[Raw records]
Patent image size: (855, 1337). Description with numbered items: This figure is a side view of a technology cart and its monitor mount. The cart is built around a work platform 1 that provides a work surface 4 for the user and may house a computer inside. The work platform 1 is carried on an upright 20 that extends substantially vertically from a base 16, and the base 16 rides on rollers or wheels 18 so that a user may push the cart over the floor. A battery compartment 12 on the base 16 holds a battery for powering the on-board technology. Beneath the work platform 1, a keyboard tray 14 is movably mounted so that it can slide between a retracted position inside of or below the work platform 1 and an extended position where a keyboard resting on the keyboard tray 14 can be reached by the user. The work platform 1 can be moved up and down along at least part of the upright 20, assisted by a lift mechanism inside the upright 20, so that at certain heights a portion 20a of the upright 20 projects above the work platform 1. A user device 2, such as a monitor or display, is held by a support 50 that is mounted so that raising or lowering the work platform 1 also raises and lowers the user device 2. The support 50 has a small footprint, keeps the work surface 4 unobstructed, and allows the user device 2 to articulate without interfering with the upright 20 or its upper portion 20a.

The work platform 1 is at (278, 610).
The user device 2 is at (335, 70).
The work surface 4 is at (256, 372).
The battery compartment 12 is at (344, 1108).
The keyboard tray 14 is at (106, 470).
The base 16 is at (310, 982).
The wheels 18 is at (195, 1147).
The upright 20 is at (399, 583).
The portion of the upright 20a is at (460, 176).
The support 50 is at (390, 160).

▸ **PROBLEM TO SOLVE**
Find each line in the rows above that contains the word "platform", and copy those lines out in full.

▸ **SOLUTION**
Patent image size: (855, 1337). Description with numbered items: This figure is a side view of a technology cart and its monitor mount. The cart is built around a work platform 1 that provides a work surface 4 for the user and may house a computer inside. The work platform 1 is carried on an upright 20 that extends substantially vertically from a base 16, and the base 16 rides on rollers or wheels 18 so that a user may push the cart over the floor. A battery compartment 12 on the base 16 holds a battery for powering the on-board technology. Beneath the work platform 1, a keyboard tray 14 is movably mounted so that it can slide between a retracted position inside of or below the work platform 1 and an extended position where a keyboard resting on the keyboard tray 14 can be reached by the user. The work platform 1 can be moved up and down along at least part of the upright 20, assisted by a lift mechanism inside the upright 20, so that at certain heights a portion 20a of the upright 20 projects above the work platform 1. A user device 2, such as a monitor or display, is held by a support 50 that is mounted so that raising or lowering the work platform 1 also raises and lowers the user device 2. The support 50 has a small footprint, keeps the work surface 4 unobstructed, and allows the user device 2 to articulate without interfering with the upright 20 or its upper portion 20a.
The work platform 1 is at (278, 610).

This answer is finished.